### Set exercise:
Each line containing the word "data" must be collected.

### Extracted records:
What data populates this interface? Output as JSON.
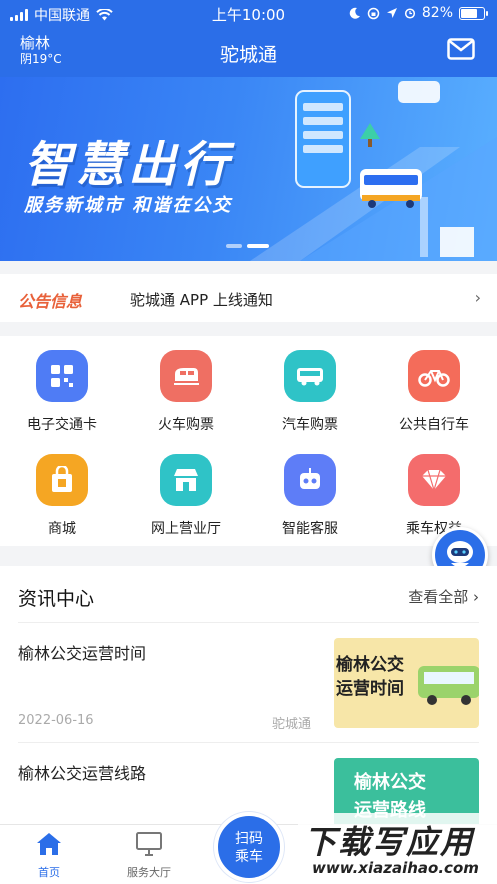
{
  "status_bar": {
    "carrier": "中国联通",
    "time": "上午10:00",
    "battery": "82%",
    "battery_level": 0.82
  },
  "header": {
    "city": "榆林",
    "weather": "阴19°C",
    "title": "驼城通",
    "icons": {
      "mail": "mail-icon"
    }
  },
  "banner": {
    "title": "智慧出行",
    "subtitle": "服务新城市 和谐在公交",
    "slide_count": 2,
    "active_slide": 2
  },
  "notice": {
    "tag": "公告信息",
    "text": "驼城通 APP 上线通知",
    "arrow": "›"
  },
  "services": [
    {
      "label": "电子交通卡",
      "icon": "qr-card-icon",
      "color": "#4f7cf5"
    },
    {
      "label": "火车购票",
      "icon": "train-icon",
      "color": "#ef6f63"
    },
    {
      "label": "汽车购票",
      "icon": "bus-icon",
      "color": "#2fc3c7"
    },
    {
      "label": "公共自行车",
      "icon": "bicycle-icon",
      "color": "#f46c5a"
    },
    {
      "label": "商城",
      "icon": "shopping-bag-icon",
      "color": "#f5a623"
    },
    {
      "label": "网上营业厅",
      "icon": "storefront-icon",
      "color": "#2fc3c7"
    },
    {
      "label": "智能客服",
      "icon": "robot-icon",
      "color": "#5e7df7"
    },
    {
      "label": "乘车权益",
      "icon": "diamond-icon",
      "color": "#f46c6c"
    }
  ],
  "news": {
    "title": "资讯中心",
    "more": "查看全部",
    "more_arrow": "›",
    "items": [
      {
        "title": "榆林公交运营时间",
        "date": "2022-06-16",
        "source": "驼城通",
        "thumb_text": [
          "榆林公交",
          "运营时间"
        ]
      },
      {
        "title": "榆林公交运营线路",
        "thumb_text": [
          "榆林公交",
          "运营路线"
        ]
      }
    ]
  },
  "tabbar": {
    "tabs": [
      {
        "label": "首页",
        "icon": "home-icon",
        "active": true
      },
      {
        "label": "服务大厅",
        "icon": "monitor-icon",
        "active": false
      }
    ],
    "scan": [
      "扫码",
      "乘车"
    ]
  },
  "watermark": {
    "main": "下载写应用",
    "sub": "www.xiazaihao.com"
  },
  "colors": {
    "primary": "#2b6ee8",
    "notice_tag": "#e8613a"
  }
}
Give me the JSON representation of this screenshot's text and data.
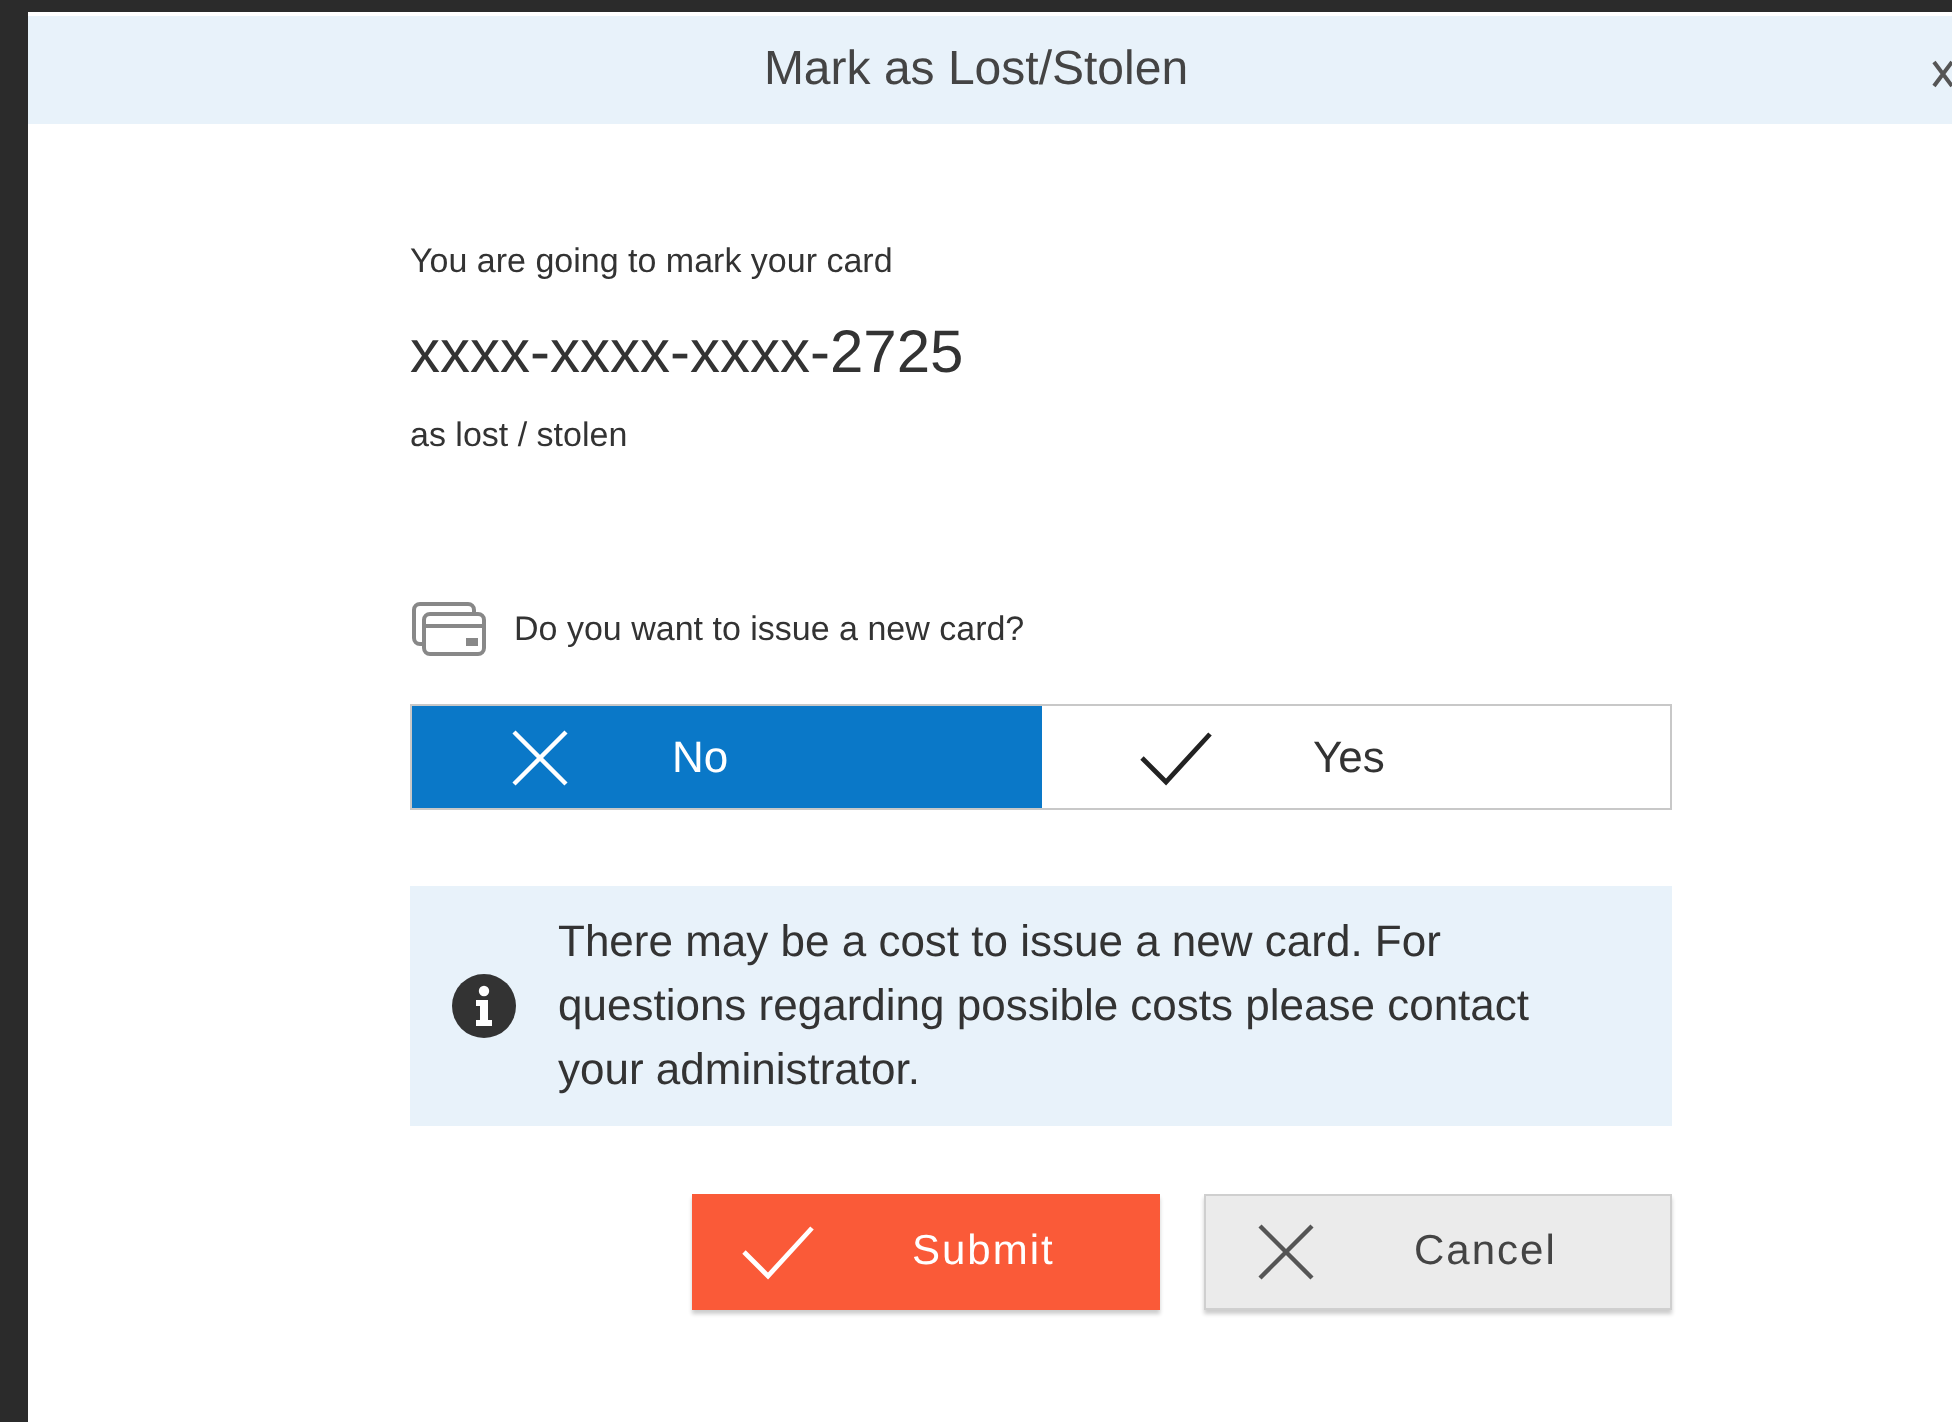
{
  "dialog": {
    "title": "Mark as Lost/Stolen"
  },
  "intro": "You are going to mark your card",
  "card_number": "xxxx-xxxx-xxxx-2725",
  "outro": "as lost / stolen",
  "question": "Do you want to issue a new card?",
  "options": [
    {
      "label": "No",
      "kind": "cross",
      "selected": true
    },
    {
      "label": "Yes",
      "kind": "check",
      "selected": false
    }
  ],
  "notice": "There may be a cost to issue a new card. For questions regarding possible costs please contact your administrator.",
  "buttons": [
    {
      "label": "Submit",
      "kind": "primary"
    },
    {
      "label": "Cancel",
      "kind": "secondary"
    }
  ]
}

### Task solution:
What data populates this interface? Output as JSON.
Give me the JSON representation of this screenshot's text and data.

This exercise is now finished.